**What this task involves:**
Answer these questions from the article on Brooksville's red-light cameras:
1. What is the amount of each ticket?
2. How many operational cameras did the city originally aim to have?
3. What is the monthly cost per camera?

Traffic camera cash rolls in
By Matt Reinig | Hernando TodayBROOKSVILLE - The lone Chevy locked its brakes and scraped down Broad Street in a plume of tire smoke then stopped underneath the cameras over the intersection of Wiscon Road.
Published: December 26, 2012
Published: December 26, 2012
Why this gentleman did this on a mid-morning last week with no surrounding traffic is debatable, but there's reason to suspect it was to avoid something that this intersection in particular is steadily building a reputation around: $158 tickets.
"The majority of (red-light camera tickets) are on Wiscon and (U.S.) 41," Brooksville Police Chief George Turner said. "It is a dangerous intersection, and as far as I'm concerned they can make people more aware of driving, and that reduces accidents."
Since red-light cameras first started rolling May 18, City of Brooksville's red light camera fund has acquired $253,347 in profit, according to the latest Finance Department records, which constitutes an estimated average of more than $1,000 a day. And with 13 angles of traffic currently under surveillance, the city still has seven more to install to reach its original goal of 20 operational cameras.
"The police department doesn't get anything," Turner said regarding the ticket fees, adding the department takes in as much funding as is needed to operate the cameras, which cost $4,500 a month per camera.
But that's not the case for the city. Sensys, the camera manufacturer, splits the profits 50-50 with the city — each getting half of $75 per ticket after the state takes its $83 share.

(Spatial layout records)
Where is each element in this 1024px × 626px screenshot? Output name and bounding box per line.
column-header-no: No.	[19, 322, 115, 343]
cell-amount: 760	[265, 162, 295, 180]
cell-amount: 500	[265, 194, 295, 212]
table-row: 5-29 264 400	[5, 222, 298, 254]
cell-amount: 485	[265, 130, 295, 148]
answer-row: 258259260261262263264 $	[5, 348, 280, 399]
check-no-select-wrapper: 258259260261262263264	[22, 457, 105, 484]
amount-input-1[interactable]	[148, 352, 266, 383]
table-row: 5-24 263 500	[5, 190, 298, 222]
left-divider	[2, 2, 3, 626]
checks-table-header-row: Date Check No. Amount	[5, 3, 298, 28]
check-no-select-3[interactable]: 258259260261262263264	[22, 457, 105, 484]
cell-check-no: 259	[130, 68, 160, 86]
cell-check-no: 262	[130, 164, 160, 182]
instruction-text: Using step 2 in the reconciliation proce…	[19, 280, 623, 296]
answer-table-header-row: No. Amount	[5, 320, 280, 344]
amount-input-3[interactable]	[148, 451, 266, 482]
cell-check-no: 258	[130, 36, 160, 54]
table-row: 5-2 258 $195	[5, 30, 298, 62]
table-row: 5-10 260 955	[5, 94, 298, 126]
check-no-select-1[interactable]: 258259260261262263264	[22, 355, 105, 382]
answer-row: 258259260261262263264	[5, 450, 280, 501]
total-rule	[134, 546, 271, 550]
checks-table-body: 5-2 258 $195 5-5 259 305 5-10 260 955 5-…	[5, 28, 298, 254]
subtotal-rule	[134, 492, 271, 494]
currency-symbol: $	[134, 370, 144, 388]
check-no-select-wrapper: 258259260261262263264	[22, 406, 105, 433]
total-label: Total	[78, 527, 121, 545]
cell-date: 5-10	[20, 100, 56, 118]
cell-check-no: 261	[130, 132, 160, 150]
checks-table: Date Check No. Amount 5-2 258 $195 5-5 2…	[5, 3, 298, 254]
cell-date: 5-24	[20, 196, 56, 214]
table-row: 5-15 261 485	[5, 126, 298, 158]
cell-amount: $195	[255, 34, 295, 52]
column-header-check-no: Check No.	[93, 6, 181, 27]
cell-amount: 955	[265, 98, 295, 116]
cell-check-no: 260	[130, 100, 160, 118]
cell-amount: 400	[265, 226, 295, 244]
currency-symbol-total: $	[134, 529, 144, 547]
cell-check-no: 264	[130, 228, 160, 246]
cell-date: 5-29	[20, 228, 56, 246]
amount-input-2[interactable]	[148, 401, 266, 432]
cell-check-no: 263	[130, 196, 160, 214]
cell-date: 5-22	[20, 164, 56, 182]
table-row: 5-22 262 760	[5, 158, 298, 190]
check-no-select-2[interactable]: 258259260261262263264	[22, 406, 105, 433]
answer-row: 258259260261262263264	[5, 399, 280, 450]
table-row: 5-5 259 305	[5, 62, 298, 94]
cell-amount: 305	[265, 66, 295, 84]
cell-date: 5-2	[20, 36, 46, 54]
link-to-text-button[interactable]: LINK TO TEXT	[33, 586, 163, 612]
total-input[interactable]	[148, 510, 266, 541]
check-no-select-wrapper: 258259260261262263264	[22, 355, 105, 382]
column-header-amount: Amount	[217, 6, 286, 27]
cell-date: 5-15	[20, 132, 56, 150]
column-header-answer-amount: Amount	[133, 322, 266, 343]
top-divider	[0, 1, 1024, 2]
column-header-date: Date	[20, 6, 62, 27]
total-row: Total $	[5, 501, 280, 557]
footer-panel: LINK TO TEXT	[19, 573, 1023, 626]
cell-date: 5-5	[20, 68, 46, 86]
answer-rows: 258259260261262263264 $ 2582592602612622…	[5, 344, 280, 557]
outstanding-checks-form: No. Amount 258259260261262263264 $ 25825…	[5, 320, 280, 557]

**Answer:**
1. $158
2. 20
3. $4,500